OBJECTIVE: Your task is to print the material below exactly as presented.

begin

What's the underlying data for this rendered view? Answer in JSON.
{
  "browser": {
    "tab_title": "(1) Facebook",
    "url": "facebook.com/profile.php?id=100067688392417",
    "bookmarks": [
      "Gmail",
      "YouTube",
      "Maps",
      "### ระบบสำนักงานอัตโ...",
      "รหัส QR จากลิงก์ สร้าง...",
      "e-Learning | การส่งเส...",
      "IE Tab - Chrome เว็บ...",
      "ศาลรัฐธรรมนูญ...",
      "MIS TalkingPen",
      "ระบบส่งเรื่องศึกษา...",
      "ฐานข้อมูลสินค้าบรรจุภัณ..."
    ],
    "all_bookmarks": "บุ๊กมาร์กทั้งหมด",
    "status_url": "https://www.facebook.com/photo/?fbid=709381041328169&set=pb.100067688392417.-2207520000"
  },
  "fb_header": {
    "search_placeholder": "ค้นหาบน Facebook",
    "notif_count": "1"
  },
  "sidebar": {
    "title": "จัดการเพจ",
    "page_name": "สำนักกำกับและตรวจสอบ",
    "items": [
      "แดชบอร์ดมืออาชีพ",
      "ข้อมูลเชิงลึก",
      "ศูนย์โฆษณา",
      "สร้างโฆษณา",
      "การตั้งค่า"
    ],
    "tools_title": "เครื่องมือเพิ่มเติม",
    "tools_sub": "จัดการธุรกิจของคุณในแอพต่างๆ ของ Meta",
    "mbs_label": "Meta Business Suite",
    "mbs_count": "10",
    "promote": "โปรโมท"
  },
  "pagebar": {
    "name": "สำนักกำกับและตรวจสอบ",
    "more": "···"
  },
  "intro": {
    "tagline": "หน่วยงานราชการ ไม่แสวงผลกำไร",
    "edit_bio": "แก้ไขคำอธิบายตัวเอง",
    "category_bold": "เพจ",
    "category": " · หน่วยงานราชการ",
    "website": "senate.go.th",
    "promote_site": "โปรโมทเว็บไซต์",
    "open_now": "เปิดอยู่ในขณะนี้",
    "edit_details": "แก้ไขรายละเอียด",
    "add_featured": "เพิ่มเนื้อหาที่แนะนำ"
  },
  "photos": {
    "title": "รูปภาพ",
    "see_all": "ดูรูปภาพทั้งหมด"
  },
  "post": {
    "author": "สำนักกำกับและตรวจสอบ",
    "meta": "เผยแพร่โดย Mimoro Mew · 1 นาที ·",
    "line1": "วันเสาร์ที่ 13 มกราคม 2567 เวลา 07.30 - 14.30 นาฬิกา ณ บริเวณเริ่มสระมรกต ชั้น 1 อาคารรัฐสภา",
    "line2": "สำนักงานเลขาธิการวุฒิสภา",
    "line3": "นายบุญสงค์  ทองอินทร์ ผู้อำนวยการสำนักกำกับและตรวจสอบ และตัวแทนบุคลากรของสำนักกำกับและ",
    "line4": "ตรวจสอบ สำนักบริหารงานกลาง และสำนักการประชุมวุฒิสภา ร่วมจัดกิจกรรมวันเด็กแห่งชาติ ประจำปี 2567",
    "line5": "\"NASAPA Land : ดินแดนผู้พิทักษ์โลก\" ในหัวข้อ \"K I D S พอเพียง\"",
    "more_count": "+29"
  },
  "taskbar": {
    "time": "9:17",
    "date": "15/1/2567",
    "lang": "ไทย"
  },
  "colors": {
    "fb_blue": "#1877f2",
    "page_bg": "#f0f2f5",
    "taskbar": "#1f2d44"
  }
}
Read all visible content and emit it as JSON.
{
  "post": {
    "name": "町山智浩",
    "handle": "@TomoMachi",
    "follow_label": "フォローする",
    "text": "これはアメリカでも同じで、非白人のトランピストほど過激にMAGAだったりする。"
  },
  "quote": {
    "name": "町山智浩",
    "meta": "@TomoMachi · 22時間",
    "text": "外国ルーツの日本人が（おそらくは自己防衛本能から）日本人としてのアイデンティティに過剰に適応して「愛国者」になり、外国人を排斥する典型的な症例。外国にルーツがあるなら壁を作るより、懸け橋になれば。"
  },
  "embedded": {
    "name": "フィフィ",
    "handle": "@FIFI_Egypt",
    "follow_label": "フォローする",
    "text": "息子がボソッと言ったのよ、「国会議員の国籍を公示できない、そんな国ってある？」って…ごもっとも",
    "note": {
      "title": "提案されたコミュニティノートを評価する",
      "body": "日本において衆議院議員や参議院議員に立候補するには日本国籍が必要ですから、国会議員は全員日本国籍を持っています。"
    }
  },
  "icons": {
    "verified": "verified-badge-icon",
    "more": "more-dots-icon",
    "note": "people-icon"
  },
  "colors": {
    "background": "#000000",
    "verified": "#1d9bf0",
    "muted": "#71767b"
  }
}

end

ANSWER TO THIS EXERCISE:
What's the underlying data for this rendered view? Answer in JSON.
{
  "browser": {
    "tab_title": "(1) Facebook",
    "url": "facebook.com/profile.php?id=100067688392417",
    "bookmarks": [
      "Gmail",
      "YouTube",
      "Maps",
      "### ระบบสำนักงานอัตโ...",
      "รหัส QR จากลิงก์ สร้าง...",
      "e-Learning | การส่งเส...",
      "IE Tab - Chrome เว็บ...",
      "ศาลรัฐธรรมนูญ...",
      "MIS TalkingPen",
      "ระบบส่งเรื่องศึกษา...",
      "ฐานข้อมูลสินค้าบรรจุภัณ..."
    ],
    "all_bookmarks": "บุ๊กมาร์กทั้งหมด",
    "status_url": "https://www.facebook.com/photo/?fbid=709381041328169&set=pb.100067688392417.-2207520000"
  },
  "fb_header": {
    "search_placeholder": "ค้นหาบน Facebook",
    "notif_count": "1"
  },
  "sidebar": {
    "title": "จัดการเพจ",
    "page_name": "สำนักกำกับและตรวจสอบ",
    "items": [
      "แดชบอร์ดมืออาชีพ",
      "ข้อมูลเชิงลึก",
      "ศูนย์โฆษณา",
      "สร้างโฆษณา",
      "การตั้งค่า"
    ],
    "tools_title": "เครื่องมือเพิ่มเติม",
    "tools_sub": "จัดการธุรกิจของคุณในแอพต่างๆ ของ Meta",
    "mbs_label": "Meta Business Suite",
    "mbs_count": "10",
    "promote": "โปรโมท"
  },
  "pagebar": {
    "name": "สำนักกำกับและตรวจสอบ",
    "more": "···"
  },
  "intro": {
    "tagline": "หน่วยงานราชการ ไม่แสวงผลกำไร",
    "edit_bio": "แก้ไขคำอธิบายตัวเอง",
    "category_bold": "เพจ",
    "category": " · หน่วยงานราชการ",
    "website": "senate.go.th",
    "promote_site": "โปรโมทเว็บไซต์",
    "open_now": "เปิดอยู่ในขณะนี้",
    "edit_details": "แก้ไขรายละเอียด",
    "add_featured": "เพิ่มเนื้อหาที่แนะนำ"
  },
  "photos": {
    "title": "รูปภาพ",
    "see_all": "ดูรูปภาพทั้งหมด"
  },
  "post": {
    "author": "สำนักกำกับและตรวจสอบ",
    "meta": "เผยแพร่โดย Mimoro Mew · 1 นาที ·",
    "line1": "วันเสาร์ที่ 13 มกราคม 2567 เวลา 07.30 - 14.30 นาฬิกา ณ บริเวณเริ่มสระมรกต ชั้น 1 อาคารรัฐสภา",
    "line2": "สำนักงานเลขาธิการวุฒิสภา",
    "line3": "นายบุญสงค์  ทองอินทร์ ผู้อำนวยการสำนักกำกับและตรวจสอบ และตัวแทนบุคลากรของสำนักกำกับและ",
    "line4": "ตรวจสอบ สำนักบริหารงานกลาง และสำนักการประชุมวุฒิสภา ร่วมจัดกิจกรรมวันเด็กแห่งชาติ ประจำปี 2567",
    "line5": "\"NASAPA Land : ดินแดนผู้พิทักษ์โลก\" ในหัวข้อ \"K I D S พอเพียง\"",
    "more_count": "+29"
  },
  "taskbar": {
    "time": "9:17",
    "date": "15/1/2567",
    "lang": "ไทย"
  },
  "colors": {
    "fb_blue": "#1877f2",
    "page_bg": "#f0f2f5",
    "taskbar": "#1f2d44"
  }
}
Read all visible content and emit it as JSON.
{
  "post": {
    "name": "町山智浩",
    "handle": "@TomoMachi",
    "follow_label": "フォローする",
    "text": "これはアメリカでも同じで、非白人のトランピストほど過激にMAGAだったりする。"
  },
  "quote": {
    "name": "町山智浩",
    "meta": "@TomoMachi · 22時間",
    "text": "外国ルーツの日本人が（おそらくは自己防衛本能から）日本人としてのアイデンティティに過剰に適応して「愛国者」になり、外国人を排斥する典型的な症例。外国にルーツがあるなら壁を作るより、懸け橋になれば。"
  },
  "embedded": {
    "name": "フィフィ",
    "handle": "@FIFI_Egypt",
    "follow_label": "フォローする",
    "text": "息子がボソッと言ったのよ、「国会議員の国籍を公示できない、そんな国ってある？」って…ごもっとも",
    "note": {
      "title": "提案されたコミュニティノートを評価する",
      "body": "日本において衆議院議員や参議院議員に立候補するには日本国籍が必要ですから、国会議員は全員日本国籍を持っています。"
    }
  },
  "icons": {
    "verified": "verified-badge-icon",
    "more": "more-dots-icon",
    "note": "people-icon"
  },
  "colors": {
    "background": "#000000",
    "verified": "#1d9bf0",
    "muted": "#71767b"
  }
}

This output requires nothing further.